What the task requires:
Repeat every line of the material, character for character.

Records to process:
_ _ _ _ _

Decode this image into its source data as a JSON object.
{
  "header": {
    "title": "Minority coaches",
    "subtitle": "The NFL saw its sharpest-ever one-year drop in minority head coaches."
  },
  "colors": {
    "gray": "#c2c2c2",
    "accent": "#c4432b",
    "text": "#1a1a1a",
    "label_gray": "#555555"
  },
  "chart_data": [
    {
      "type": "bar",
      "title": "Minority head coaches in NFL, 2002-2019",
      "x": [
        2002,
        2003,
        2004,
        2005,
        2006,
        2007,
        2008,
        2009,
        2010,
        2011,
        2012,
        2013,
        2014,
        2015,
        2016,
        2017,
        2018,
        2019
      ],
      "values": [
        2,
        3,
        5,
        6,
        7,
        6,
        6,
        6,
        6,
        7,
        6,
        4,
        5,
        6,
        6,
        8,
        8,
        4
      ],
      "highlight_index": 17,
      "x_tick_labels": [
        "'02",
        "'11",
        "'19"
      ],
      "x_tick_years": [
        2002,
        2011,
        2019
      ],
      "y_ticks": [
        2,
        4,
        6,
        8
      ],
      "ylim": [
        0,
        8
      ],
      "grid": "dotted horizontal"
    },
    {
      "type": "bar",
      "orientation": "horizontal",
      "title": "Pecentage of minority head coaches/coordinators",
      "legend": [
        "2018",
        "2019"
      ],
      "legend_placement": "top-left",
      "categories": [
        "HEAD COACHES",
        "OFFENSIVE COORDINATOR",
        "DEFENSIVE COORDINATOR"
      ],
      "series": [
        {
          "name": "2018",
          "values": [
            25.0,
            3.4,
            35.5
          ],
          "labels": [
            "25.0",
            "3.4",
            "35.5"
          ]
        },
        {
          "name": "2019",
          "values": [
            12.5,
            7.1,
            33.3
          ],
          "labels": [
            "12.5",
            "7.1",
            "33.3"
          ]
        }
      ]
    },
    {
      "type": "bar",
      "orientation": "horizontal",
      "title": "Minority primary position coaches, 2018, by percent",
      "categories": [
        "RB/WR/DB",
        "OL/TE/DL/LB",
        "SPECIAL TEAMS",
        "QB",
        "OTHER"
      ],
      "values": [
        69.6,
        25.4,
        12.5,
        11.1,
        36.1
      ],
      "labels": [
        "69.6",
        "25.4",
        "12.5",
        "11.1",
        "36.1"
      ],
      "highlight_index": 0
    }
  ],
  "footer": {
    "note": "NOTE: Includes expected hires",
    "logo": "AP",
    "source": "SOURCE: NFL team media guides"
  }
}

_ _ _ _ _

Answer:
Decode this image into its source data as a JSON object.
{
  "header": {
    "title": "Minority coaches",
    "subtitle": "The NFL saw its sharpest-ever one-year drop in minority head coaches."
  },
  "colors": {
    "gray": "#c2c2c2",
    "accent": "#c4432b",
    "text": "#1a1a1a",
    "label_gray": "#555555"
  },
  "chart_data": [
    {
      "type": "bar",
      "title": "Minority head coaches in NFL, 2002-2019",
      "x": [
        2002,
        2003,
        2004,
        2005,
        2006,
        2007,
        2008,
        2009,
        2010,
        2011,
        2012,
        2013,
        2014,
        2015,
        2016,
        2017,
        2018,
        2019
      ],
      "values": [
        2,
        3,
        5,
        6,
        7,
        6,
        6,
        6,
        6,
        7,
        6,
        4,
        5,
        6,
        6,
        8,
        8,
        4
      ],
      "highlight_index": 17,
      "x_tick_labels": [
        "'02",
        "'11",
        "'19"
      ],
      "x_tick_years": [
        2002,
        2011,
        2019
      ],
      "y_ticks": [
        2,
        4,
        6,
        8
      ],
      "ylim": [
        0,
        8
      ],
      "grid": "dotted horizontal"
    },
    {
      "type": "bar",
      "orientation": "horizontal",
      "title": "Pecentage of minority head coaches/coordinators",
      "legend": [
        "2018",
        "2019"
      ],
      "legend_placement": "top-left",
      "categories": [
        "HEAD COACHES",
        "OFFENSIVE COORDINATOR",
        "DEFENSIVE COORDINATOR"
      ],
      "series": [
        {
          "name": "2018",
          "values": [
            25.0,
            3.4,
            35.5
          ],
          "labels": [
            "25.0",
            "3.4",
            "35.5"
          ]
        },
        {
          "name": "2019",
          "values": [
            12.5,
            7.1,
            33.3
          ],
          "labels": [
            "12.5",
            "7.1",
            "33.3"
          ]
        }
      ]
    },
    {
      "type": "bar",
      "orientation": "horizontal",
      "title": "Minority primary position coaches, 2018, by percent",
      "categories": [
        "RB/WR/DB",
        "OL/TE/DL/LB",
        "SPECIAL TEAMS",
        "QB",
        "OTHER"
      ],
      "values": [
        69.6,
        25.4,
        12.5,
        11.1,
        36.1
      ],
      "labels": [
        "69.6",
        "25.4",
        "12.5",
        "11.1",
        "36.1"
      ],
      "highlight_index": 0
    }
  ],
  "footer": {
    "note": "NOTE: Includes expected hires",
    "logo": "AP",
    "source": "SOURCE: NFL team media guides"
  }
}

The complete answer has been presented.